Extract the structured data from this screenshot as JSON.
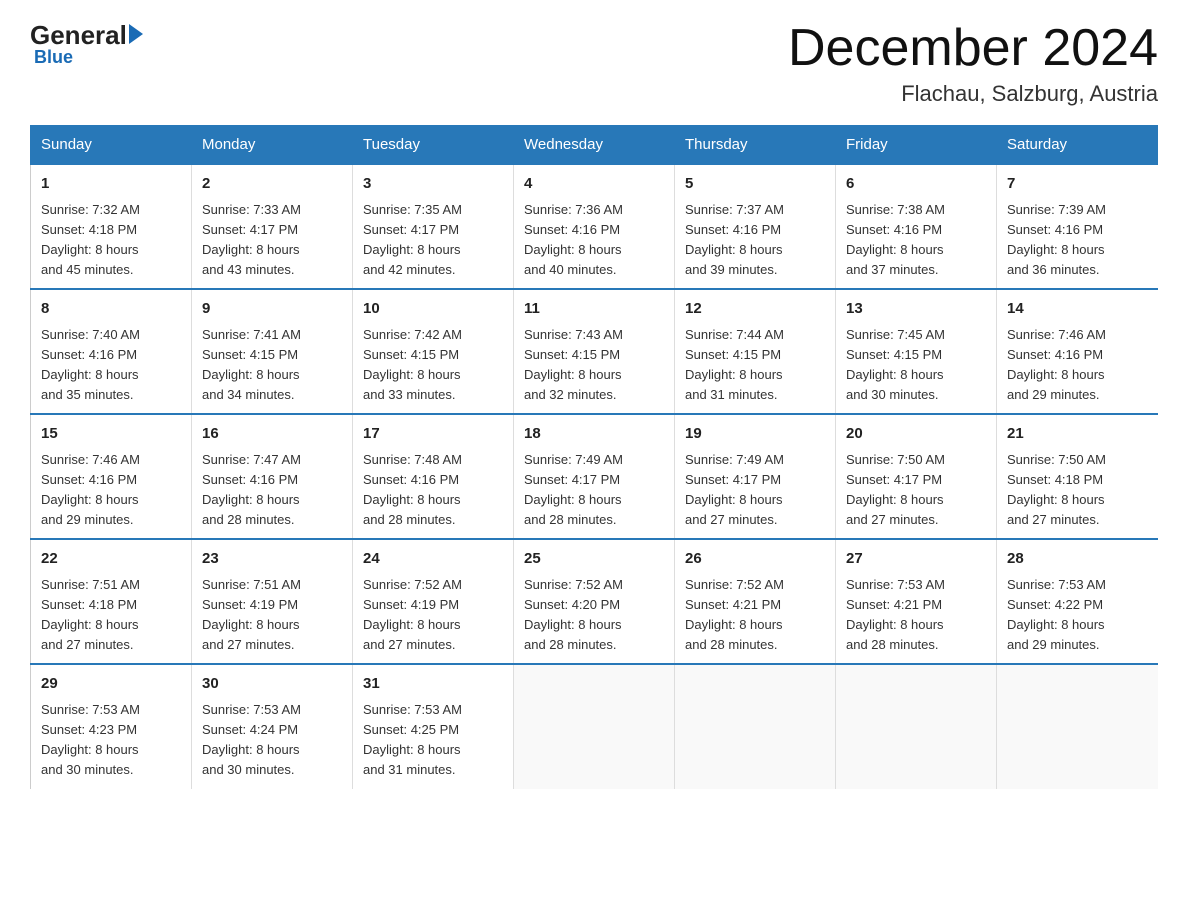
{
  "logo": {
    "general": "General",
    "blue": "Blue"
  },
  "header": {
    "month_year": "December 2024",
    "location": "Flachau, Salzburg, Austria"
  },
  "days_of_week": [
    "Sunday",
    "Monday",
    "Tuesday",
    "Wednesday",
    "Thursday",
    "Friday",
    "Saturday"
  ],
  "weeks": [
    [
      {
        "day": "1",
        "sunrise": "Sunrise: 7:32 AM",
        "sunset": "Sunset: 4:18 PM",
        "daylight": "Daylight: 8 hours and 45 minutes."
      },
      {
        "day": "2",
        "sunrise": "Sunrise: 7:33 AM",
        "sunset": "Sunset: 4:17 PM",
        "daylight": "Daylight: 8 hours and 43 minutes."
      },
      {
        "day": "3",
        "sunrise": "Sunrise: 7:35 AM",
        "sunset": "Sunset: 4:17 PM",
        "daylight": "Daylight: 8 hours and 42 minutes."
      },
      {
        "day": "4",
        "sunrise": "Sunrise: 7:36 AM",
        "sunset": "Sunset: 4:16 PM",
        "daylight": "Daylight: 8 hours and 40 minutes."
      },
      {
        "day": "5",
        "sunrise": "Sunrise: 7:37 AM",
        "sunset": "Sunset: 4:16 PM",
        "daylight": "Daylight: 8 hours and 39 minutes."
      },
      {
        "day": "6",
        "sunrise": "Sunrise: 7:38 AM",
        "sunset": "Sunset: 4:16 PM",
        "daylight": "Daylight: 8 hours and 37 minutes."
      },
      {
        "day": "7",
        "sunrise": "Sunrise: 7:39 AM",
        "sunset": "Sunset: 4:16 PM",
        "daylight": "Daylight: 8 hours and 36 minutes."
      }
    ],
    [
      {
        "day": "8",
        "sunrise": "Sunrise: 7:40 AM",
        "sunset": "Sunset: 4:16 PM",
        "daylight": "Daylight: 8 hours and 35 minutes."
      },
      {
        "day": "9",
        "sunrise": "Sunrise: 7:41 AM",
        "sunset": "Sunset: 4:15 PM",
        "daylight": "Daylight: 8 hours and 34 minutes."
      },
      {
        "day": "10",
        "sunrise": "Sunrise: 7:42 AM",
        "sunset": "Sunset: 4:15 PM",
        "daylight": "Daylight: 8 hours and 33 minutes."
      },
      {
        "day": "11",
        "sunrise": "Sunrise: 7:43 AM",
        "sunset": "Sunset: 4:15 PM",
        "daylight": "Daylight: 8 hours and 32 minutes."
      },
      {
        "day": "12",
        "sunrise": "Sunrise: 7:44 AM",
        "sunset": "Sunset: 4:15 PM",
        "daylight": "Daylight: 8 hours and 31 minutes."
      },
      {
        "day": "13",
        "sunrise": "Sunrise: 7:45 AM",
        "sunset": "Sunset: 4:15 PM",
        "daylight": "Daylight: 8 hours and 30 minutes."
      },
      {
        "day": "14",
        "sunrise": "Sunrise: 7:46 AM",
        "sunset": "Sunset: 4:16 PM",
        "daylight": "Daylight: 8 hours and 29 minutes."
      }
    ],
    [
      {
        "day": "15",
        "sunrise": "Sunrise: 7:46 AM",
        "sunset": "Sunset: 4:16 PM",
        "daylight": "Daylight: 8 hours and 29 minutes."
      },
      {
        "day": "16",
        "sunrise": "Sunrise: 7:47 AM",
        "sunset": "Sunset: 4:16 PM",
        "daylight": "Daylight: 8 hours and 28 minutes."
      },
      {
        "day": "17",
        "sunrise": "Sunrise: 7:48 AM",
        "sunset": "Sunset: 4:16 PM",
        "daylight": "Daylight: 8 hours and 28 minutes."
      },
      {
        "day": "18",
        "sunrise": "Sunrise: 7:49 AM",
        "sunset": "Sunset: 4:17 PM",
        "daylight": "Daylight: 8 hours and 28 minutes."
      },
      {
        "day": "19",
        "sunrise": "Sunrise: 7:49 AM",
        "sunset": "Sunset: 4:17 PM",
        "daylight": "Daylight: 8 hours and 27 minutes."
      },
      {
        "day": "20",
        "sunrise": "Sunrise: 7:50 AM",
        "sunset": "Sunset: 4:17 PM",
        "daylight": "Daylight: 8 hours and 27 minutes."
      },
      {
        "day": "21",
        "sunrise": "Sunrise: 7:50 AM",
        "sunset": "Sunset: 4:18 PM",
        "daylight": "Daylight: 8 hours and 27 minutes."
      }
    ],
    [
      {
        "day": "22",
        "sunrise": "Sunrise: 7:51 AM",
        "sunset": "Sunset: 4:18 PM",
        "daylight": "Daylight: 8 hours and 27 minutes."
      },
      {
        "day": "23",
        "sunrise": "Sunrise: 7:51 AM",
        "sunset": "Sunset: 4:19 PM",
        "daylight": "Daylight: 8 hours and 27 minutes."
      },
      {
        "day": "24",
        "sunrise": "Sunrise: 7:52 AM",
        "sunset": "Sunset: 4:19 PM",
        "daylight": "Daylight: 8 hours and 27 minutes."
      },
      {
        "day": "25",
        "sunrise": "Sunrise: 7:52 AM",
        "sunset": "Sunset: 4:20 PM",
        "daylight": "Daylight: 8 hours and 28 minutes."
      },
      {
        "day": "26",
        "sunrise": "Sunrise: 7:52 AM",
        "sunset": "Sunset: 4:21 PM",
        "daylight": "Daylight: 8 hours and 28 minutes."
      },
      {
        "day": "27",
        "sunrise": "Sunrise: 7:53 AM",
        "sunset": "Sunset: 4:21 PM",
        "daylight": "Daylight: 8 hours and 28 minutes."
      },
      {
        "day": "28",
        "sunrise": "Sunrise: 7:53 AM",
        "sunset": "Sunset: 4:22 PM",
        "daylight": "Daylight: 8 hours and 29 minutes."
      }
    ],
    [
      {
        "day": "29",
        "sunrise": "Sunrise: 7:53 AM",
        "sunset": "Sunset: 4:23 PM",
        "daylight": "Daylight: 8 hours and 30 minutes."
      },
      {
        "day": "30",
        "sunrise": "Sunrise: 7:53 AM",
        "sunset": "Sunset: 4:24 PM",
        "daylight": "Daylight: 8 hours and 30 minutes."
      },
      {
        "day": "31",
        "sunrise": "Sunrise: 7:53 AM",
        "sunset": "Sunset: 4:25 PM",
        "daylight": "Daylight: 8 hours and 31 minutes."
      },
      null,
      null,
      null,
      null
    ]
  ]
}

● TASK PROMPT
Print each line of the material above exactly, with the pictures removed from your copy.

● RIGHT ANSWER
Extract the structured data from this screenshot as JSON.
{
  "logo": {
    "general": "General",
    "blue": "Blue"
  },
  "header": {
    "month_year": "December 2024",
    "location": "Flachau, Salzburg, Austria"
  },
  "days_of_week": [
    "Sunday",
    "Monday",
    "Tuesday",
    "Wednesday",
    "Thursday",
    "Friday",
    "Saturday"
  ],
  "weeks": [
    [
      {
        "day": "1",
        "sunrise": "Sunrise: 7:32 AM",
        "sunset": "Sunset: 4:18 PM",
        "daylight": "Daylight: 8 hours and 45 minutes."
      },
      {
        "day": "2",
        "sunrise": "Sunrise: 7:33 AM",
        "sunset": "Sunset: 4:17 PM",
        "daylight": "Daylight: 8 hours and 43 minutes."
      },
      {
        "day": "3",
        "sunrise": "Sunrise: 7:35 AM",
        "sunset": "Sunset: 4:17 PM",
        "daylight": "Daylight: 8 hours and 42 minutes."
      },
      {
        "day": "4",
        "sunrise": "Sunrise: 7:36 AM",
        "sunset": "Sunset: 4:16 PM",
        "daylight": "Daylight: 8 hours and 40 minutes."
      },
      {
        "day": "5",
        "sunrise": "Sunrise: 7:37 AM",
        "sunset": "Sunset: 4:16 PM",
        "daylight": "Daylight: 8 hours and 39 minutes."
      },
      {
        "day": "6",
        "sunrise": "Sunrise: 7:38 AM",
        "sunset": "Sunset: 4:16 PM",
        "daylight": "Daylight: 8 hours and 37 minutes."
      },
      {
        "day": "7",
        "sunrise": "Sunrise: 7:39 AM",
        "sunset": "Sunset: 4:16 PM",
        "daylight": "Daylight: 8 hours and 36 minutes."
      }
    ],
    [
      {
        "day": "8",
        "sunrise": "Sunrise: 7:40 AM",
        "sunset": "Sunset: 4:16 PM",
        "daylight": "Daylight: 8 hours and 35 minutes."
      },
      {
        "day": "9",
        "sunrise": "Sunrise: 7:41 AM",
        "sunset": "Sunset: 4:15 PM",
        "daylight": "Daylight: 8 hours and 34 minutes."
      },
      {
        "day": "10",
        "sunrise": "Sunrise: 7:42 AM",
        "sunset": "Sunset: 4:15 PM",
        "daylight": "Daylight: 8 hours and 33 minutes."
      },
      {
        "day": "11",
        "sunrise": "Sunrise: 7:43 AM",
        "sunset": "Sunset: 4:15 PM",
        "daylight": "Daylight: 8 hours and 32 minutes."
      },
      {
        "day": "12",
        "sunrise": "Sunrise: 7:44 AM",
        "sunset": "Sunset: 4:15 PM",
        "daylight": "Daylight: 8 hours and 31 minutes."
      },
      {
        "day": "13",
        "sunrise": "Sunrise: 7:45 AM",
        "sunset": "Sunset: 4:15 PM",
        "daylight": "Daylight: 8 hours and 30 minutes."
      },
      {
        "day": "14",
        "sunrise": "Sunrise: 7:46 AM",
        "sunset": "Sunset: 4:16 PM",
        "daylight": "Daylight: 8 hours and 29 minutes."
      }
    ],
    [
      {
        "day": "15",
        "sunrise": "Sunrise: 7:46 AM",
        "sunset": "Sunset: 4:16 PM",
        "daylight": "Daylight: 8 hours and 29 minutes."
      },
      {
        "day": "16",
        "sunrise": "Sunrise: 7:47 AM",
        "sunset": "Sunset: 4:16 PM",
        "daylight": "Daylight: 8 hours and 28 minutes."
      },
      {
        "day": "17",
        "sunrise": "Sunrise: 7:48 AM",
        "sunset": "Sunset: 4:16 PM",
        "daylight": "Daylight: 8 hours and 28 minutes."
      },
      {
        "day": "18",
        "sunrise": "Sunrise: 7:49 AM",
        "sunset": "Sunset: 4:17 PM",
        "daylight": "Daylight: 8 hours and 28 minutes."
      },
      {
        "day": "19",
        "sunrise": "Sunrise: 7:49 AM",
        "sunset": "Sunset: 4:17 PM",
        "daylight": "Daylight: 8 hours and 27 minutes."
      },
      {
        "day": "20",
        "sunrise": "Sunrise: 7:50 AM",
        "sunset": "Sunset: 4:17 PM",
        "daylight": "Daylight: 8 hours and 27 minutes."
      },
      {
        "day": "21",
        "sunrise": "Sunrise: 7:50 AM",
        "sunset": "Sunset: 4:18 PM",
        "daylight": "Daylight: 8 hours and 27 minutes."
      }
    ],
    [
      {
        "day": "22",
        "sunrise": "Sunrise: 7:51 AM",
        "sunset": "Sunset: 4:18 PM",
        "daylight": "Daylight: 8 hours and 27 minutes."
      },
      {
        "day": "23",
        "sunrise": "Sunrise: 7:51 AM",
        "sunset": "Sunset: 4:19 PM",
        "daylight": "Daylight: 8 hours and 27 minutes."
      },
      {
        "day": "24",
        "sunrise": "Sunrise: 7:52 AM",
        "sunset": "Sunset: 4:19 PM",
        "daylight": "Daylight: 8 hours and 27 minutes."
      },
      {
        "day": "25",
        "sunrise": "Sunrise: 7:52 AM",
        "sunset": "Sunset: 4:20 PM",
        "daylight": "Daylight: 8 hours and 28 minutes."
      },
      {
        "day": "26",
        "sunrise": "Sunrise: 7:52 AM",
        "sunset": "Sunset: 4:21 PM",
        "daylight": "Daylight: 8 hours and 28 minutes."
      },
      {
        "day": "27",
        "sunrise": "Sunrise: 7:53 AM",
        "sunset": "Sunset: 4:21 PM",
        "daylight": "Daylight: 8 hours and 28 minutes."
      },
      {
        "day": "28",
        "sunrise": "Sunrise: 7:53 AM",
        "sunset": "Sunset: 4:22 PM",
        "daylight": "Daylight: 8 hours and 29 minutes."
      }
    ],
    [
      {
        "day": "29",
        "sunrise": "Sunrise: 7:53 AM",
        "sunset": "Sunset: 4:23 PM",
        "daylight": "Daylight: 8 hours and 30 minutes."
      },
      {
        "day": "30",
        "sunrise": "Sunrise: 7:53 AM",
        "sunset": "Sunset: 4:24 PM",
        "daylight": "Daylight: 8 hours and 30 minutes."
      },
      {
        "day": "31",
        "sunrise": "Sunrise: 7:53 AM",
        "sunset": "Sunset: 4:25 PM",
        "daylight": "Daylight: 8 hours and 31 minutes."
      },
      null,
      null,
      null,
      null
    ]
  ]
}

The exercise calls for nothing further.